-- Start of INPUT DATA --
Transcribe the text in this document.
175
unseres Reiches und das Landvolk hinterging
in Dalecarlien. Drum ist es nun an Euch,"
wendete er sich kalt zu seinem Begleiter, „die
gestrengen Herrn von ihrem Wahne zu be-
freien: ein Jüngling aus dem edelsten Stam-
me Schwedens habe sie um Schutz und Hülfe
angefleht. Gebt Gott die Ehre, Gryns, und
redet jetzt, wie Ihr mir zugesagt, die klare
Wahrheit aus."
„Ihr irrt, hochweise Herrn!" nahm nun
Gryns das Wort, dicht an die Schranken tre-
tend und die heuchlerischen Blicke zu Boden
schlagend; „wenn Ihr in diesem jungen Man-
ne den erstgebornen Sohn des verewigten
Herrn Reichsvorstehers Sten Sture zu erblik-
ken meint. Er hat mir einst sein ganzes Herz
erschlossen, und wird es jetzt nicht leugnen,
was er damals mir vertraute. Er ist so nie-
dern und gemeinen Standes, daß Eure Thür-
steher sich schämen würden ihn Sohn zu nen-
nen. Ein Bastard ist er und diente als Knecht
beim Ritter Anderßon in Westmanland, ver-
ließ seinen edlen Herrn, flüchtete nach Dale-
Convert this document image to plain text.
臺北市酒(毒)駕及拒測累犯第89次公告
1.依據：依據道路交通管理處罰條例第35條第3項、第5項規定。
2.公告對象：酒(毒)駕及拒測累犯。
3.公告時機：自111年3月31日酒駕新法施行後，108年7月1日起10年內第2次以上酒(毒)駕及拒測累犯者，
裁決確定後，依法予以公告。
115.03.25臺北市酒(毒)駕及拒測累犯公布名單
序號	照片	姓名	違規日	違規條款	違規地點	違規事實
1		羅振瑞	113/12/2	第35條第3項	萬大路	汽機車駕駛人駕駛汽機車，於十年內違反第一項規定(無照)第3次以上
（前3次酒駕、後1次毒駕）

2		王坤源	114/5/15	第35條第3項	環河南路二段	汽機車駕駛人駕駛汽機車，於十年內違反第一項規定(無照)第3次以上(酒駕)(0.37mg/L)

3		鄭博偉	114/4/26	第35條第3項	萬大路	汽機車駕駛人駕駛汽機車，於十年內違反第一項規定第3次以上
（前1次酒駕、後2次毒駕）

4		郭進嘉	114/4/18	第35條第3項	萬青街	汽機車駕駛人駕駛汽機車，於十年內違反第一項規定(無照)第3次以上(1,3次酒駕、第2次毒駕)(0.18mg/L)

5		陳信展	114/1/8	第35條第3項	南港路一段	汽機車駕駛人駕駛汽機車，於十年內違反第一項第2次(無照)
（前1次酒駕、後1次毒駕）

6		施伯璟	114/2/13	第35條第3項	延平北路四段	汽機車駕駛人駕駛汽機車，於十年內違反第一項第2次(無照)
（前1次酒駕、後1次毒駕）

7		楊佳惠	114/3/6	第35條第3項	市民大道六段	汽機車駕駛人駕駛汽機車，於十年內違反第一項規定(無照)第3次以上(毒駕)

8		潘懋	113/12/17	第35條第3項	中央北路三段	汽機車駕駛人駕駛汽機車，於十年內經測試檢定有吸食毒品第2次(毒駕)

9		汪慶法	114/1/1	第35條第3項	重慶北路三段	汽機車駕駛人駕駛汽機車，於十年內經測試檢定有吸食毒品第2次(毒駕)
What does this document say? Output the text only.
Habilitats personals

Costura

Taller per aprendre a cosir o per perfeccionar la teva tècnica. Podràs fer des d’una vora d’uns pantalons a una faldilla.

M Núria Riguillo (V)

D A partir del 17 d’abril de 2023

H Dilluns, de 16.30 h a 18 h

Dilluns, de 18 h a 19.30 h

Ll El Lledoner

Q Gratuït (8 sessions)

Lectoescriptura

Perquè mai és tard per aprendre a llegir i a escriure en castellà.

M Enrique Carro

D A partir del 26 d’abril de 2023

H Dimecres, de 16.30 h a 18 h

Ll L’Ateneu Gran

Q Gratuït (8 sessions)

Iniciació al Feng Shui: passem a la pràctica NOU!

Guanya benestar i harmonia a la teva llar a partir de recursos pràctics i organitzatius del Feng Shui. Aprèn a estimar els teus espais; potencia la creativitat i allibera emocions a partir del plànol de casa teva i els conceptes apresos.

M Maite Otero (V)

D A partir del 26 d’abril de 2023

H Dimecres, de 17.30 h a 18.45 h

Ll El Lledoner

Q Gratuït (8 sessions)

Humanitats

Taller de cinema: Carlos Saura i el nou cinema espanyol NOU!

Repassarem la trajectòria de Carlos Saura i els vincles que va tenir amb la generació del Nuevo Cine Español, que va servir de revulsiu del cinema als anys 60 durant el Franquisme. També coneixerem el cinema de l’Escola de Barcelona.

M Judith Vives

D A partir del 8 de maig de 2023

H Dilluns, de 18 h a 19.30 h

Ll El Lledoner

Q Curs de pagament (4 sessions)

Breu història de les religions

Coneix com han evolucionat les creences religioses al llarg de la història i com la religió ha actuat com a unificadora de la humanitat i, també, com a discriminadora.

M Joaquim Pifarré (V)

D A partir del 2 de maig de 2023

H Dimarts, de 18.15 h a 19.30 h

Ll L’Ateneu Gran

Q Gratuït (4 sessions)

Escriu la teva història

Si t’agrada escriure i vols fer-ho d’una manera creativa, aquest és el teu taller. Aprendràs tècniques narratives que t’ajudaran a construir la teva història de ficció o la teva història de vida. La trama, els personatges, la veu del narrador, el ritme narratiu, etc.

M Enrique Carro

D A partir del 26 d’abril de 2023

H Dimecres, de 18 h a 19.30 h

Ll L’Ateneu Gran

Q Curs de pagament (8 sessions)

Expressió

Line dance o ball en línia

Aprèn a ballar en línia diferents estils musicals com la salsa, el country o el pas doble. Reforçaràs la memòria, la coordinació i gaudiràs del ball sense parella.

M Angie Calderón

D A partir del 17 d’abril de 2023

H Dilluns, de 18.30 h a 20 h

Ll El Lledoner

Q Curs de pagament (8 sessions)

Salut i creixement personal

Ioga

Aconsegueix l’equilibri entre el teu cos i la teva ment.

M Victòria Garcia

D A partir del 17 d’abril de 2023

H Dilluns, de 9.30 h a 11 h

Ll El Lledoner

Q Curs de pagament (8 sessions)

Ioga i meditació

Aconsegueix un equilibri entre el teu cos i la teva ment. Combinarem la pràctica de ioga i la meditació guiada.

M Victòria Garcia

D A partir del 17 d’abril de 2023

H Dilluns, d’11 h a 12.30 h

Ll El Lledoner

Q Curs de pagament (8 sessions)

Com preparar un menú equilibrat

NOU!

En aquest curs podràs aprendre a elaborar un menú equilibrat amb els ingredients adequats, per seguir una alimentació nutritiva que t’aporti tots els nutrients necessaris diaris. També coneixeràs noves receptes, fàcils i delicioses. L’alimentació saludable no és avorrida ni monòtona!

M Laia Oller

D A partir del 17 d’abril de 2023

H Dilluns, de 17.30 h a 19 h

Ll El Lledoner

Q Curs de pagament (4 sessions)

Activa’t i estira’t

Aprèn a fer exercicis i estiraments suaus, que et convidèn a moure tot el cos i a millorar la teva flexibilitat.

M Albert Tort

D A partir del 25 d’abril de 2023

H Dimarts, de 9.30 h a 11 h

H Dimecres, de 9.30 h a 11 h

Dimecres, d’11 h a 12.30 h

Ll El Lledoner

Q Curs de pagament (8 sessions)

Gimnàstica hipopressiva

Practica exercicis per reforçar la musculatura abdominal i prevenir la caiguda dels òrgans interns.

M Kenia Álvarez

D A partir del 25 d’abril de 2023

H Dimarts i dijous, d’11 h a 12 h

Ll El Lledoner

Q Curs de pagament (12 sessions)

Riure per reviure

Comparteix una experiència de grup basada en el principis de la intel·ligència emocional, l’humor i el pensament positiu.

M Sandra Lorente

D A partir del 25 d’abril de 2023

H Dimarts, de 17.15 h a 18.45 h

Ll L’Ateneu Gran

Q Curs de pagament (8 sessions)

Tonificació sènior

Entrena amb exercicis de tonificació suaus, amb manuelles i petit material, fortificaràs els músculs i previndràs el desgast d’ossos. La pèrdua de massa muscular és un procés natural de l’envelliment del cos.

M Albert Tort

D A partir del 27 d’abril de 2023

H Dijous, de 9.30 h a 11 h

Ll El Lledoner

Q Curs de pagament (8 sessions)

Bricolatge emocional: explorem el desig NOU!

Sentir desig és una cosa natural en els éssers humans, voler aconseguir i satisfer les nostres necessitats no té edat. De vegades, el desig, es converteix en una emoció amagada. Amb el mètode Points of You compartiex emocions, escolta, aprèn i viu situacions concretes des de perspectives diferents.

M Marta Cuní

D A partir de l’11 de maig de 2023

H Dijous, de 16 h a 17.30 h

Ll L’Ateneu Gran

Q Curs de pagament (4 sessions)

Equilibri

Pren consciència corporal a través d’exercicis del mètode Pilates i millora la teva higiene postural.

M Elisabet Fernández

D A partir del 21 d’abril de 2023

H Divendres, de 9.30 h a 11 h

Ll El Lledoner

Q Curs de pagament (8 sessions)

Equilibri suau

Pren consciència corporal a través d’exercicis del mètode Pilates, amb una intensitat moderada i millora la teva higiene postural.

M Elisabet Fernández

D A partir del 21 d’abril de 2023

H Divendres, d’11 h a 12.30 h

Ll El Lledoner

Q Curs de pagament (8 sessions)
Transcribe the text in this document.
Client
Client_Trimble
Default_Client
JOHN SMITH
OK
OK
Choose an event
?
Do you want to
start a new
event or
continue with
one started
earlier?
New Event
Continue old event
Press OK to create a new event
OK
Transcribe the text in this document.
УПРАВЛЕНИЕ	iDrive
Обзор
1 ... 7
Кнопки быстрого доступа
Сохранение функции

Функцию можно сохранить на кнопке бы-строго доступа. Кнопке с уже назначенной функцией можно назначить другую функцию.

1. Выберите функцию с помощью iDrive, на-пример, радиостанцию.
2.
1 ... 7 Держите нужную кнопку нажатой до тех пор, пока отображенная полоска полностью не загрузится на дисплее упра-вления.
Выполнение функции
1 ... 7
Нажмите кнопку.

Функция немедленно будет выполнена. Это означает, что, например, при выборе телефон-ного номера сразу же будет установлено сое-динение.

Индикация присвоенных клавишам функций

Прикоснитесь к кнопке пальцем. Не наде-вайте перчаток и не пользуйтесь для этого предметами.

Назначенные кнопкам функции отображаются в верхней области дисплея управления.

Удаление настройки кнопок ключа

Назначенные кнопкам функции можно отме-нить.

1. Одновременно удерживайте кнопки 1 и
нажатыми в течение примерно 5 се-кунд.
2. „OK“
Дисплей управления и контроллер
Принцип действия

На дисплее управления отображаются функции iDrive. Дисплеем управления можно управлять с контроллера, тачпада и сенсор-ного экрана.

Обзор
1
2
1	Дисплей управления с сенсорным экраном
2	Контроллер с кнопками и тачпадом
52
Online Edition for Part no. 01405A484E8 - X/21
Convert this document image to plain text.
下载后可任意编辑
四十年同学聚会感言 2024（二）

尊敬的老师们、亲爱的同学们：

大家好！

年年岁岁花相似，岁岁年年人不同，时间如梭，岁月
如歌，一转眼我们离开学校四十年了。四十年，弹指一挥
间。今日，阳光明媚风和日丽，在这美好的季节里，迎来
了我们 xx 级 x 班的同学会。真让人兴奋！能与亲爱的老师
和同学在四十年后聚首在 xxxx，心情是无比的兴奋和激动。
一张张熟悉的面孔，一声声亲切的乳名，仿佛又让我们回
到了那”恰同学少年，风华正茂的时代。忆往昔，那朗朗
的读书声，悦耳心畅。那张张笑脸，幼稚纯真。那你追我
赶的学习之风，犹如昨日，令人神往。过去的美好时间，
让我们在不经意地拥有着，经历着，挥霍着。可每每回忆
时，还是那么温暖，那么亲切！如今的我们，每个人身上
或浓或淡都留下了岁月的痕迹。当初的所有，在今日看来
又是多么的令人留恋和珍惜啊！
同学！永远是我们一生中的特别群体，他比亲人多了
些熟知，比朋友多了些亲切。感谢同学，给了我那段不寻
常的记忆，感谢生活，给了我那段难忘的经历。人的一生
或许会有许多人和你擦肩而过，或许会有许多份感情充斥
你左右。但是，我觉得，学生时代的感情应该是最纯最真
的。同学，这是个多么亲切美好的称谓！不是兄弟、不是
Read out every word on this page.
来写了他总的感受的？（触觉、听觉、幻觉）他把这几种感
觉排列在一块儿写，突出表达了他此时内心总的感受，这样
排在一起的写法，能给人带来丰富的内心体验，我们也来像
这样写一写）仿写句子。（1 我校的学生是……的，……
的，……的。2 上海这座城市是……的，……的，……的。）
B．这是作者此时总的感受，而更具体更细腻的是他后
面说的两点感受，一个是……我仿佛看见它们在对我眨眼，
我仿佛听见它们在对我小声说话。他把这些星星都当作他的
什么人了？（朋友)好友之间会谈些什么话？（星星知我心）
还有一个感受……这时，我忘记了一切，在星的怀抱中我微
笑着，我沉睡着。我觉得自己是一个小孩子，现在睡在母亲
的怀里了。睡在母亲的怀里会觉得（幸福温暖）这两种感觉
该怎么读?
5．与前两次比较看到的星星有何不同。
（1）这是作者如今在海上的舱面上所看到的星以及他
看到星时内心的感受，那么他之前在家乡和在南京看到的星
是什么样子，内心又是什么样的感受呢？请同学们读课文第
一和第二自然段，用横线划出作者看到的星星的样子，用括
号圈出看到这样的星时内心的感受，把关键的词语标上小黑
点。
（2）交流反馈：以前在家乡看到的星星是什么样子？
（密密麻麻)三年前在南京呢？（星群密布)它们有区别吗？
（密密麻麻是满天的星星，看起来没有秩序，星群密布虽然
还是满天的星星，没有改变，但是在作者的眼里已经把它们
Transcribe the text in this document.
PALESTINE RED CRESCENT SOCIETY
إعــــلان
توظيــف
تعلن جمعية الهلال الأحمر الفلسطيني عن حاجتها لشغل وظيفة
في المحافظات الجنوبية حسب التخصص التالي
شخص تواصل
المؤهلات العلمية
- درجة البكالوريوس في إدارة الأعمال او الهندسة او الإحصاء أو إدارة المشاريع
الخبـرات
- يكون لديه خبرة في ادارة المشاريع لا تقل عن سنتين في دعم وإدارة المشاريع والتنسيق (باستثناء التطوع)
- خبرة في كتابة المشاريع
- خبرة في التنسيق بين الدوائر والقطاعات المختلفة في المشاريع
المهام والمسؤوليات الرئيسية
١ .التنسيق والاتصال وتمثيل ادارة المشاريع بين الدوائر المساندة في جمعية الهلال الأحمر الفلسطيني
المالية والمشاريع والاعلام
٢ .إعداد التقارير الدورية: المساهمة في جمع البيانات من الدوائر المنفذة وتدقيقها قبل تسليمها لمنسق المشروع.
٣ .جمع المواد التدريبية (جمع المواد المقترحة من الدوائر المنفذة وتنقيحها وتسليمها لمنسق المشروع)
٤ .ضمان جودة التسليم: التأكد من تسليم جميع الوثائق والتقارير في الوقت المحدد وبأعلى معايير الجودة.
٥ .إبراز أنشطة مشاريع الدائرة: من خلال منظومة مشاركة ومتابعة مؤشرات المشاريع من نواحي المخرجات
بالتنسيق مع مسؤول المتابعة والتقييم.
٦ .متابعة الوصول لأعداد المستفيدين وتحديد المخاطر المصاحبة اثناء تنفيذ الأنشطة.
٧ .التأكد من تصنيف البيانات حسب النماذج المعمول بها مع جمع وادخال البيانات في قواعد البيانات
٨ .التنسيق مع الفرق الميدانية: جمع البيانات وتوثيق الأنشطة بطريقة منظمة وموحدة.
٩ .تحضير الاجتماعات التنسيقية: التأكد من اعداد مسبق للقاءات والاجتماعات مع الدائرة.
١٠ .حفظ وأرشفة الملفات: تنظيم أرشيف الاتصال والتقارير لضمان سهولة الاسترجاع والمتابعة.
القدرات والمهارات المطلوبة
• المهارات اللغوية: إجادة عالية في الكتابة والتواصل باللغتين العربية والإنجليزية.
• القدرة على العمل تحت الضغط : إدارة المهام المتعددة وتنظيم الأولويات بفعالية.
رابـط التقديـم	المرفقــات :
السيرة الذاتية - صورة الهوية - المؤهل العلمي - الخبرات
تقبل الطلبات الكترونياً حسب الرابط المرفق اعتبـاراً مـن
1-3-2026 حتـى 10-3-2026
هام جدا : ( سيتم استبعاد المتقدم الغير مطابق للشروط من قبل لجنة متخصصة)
-- End of INPUT DATA --
**AIM**
List the lines of the entries that include "corporal".

**THE OUTPUT**
Pren consciència corporal a través d’exercicis del mètode Pilates i millora la teva higiene postural.
Pren consciència corporal a través d’exercicis del mètode Pilates, amb una intensitat moderada i millora la teva higiene postural.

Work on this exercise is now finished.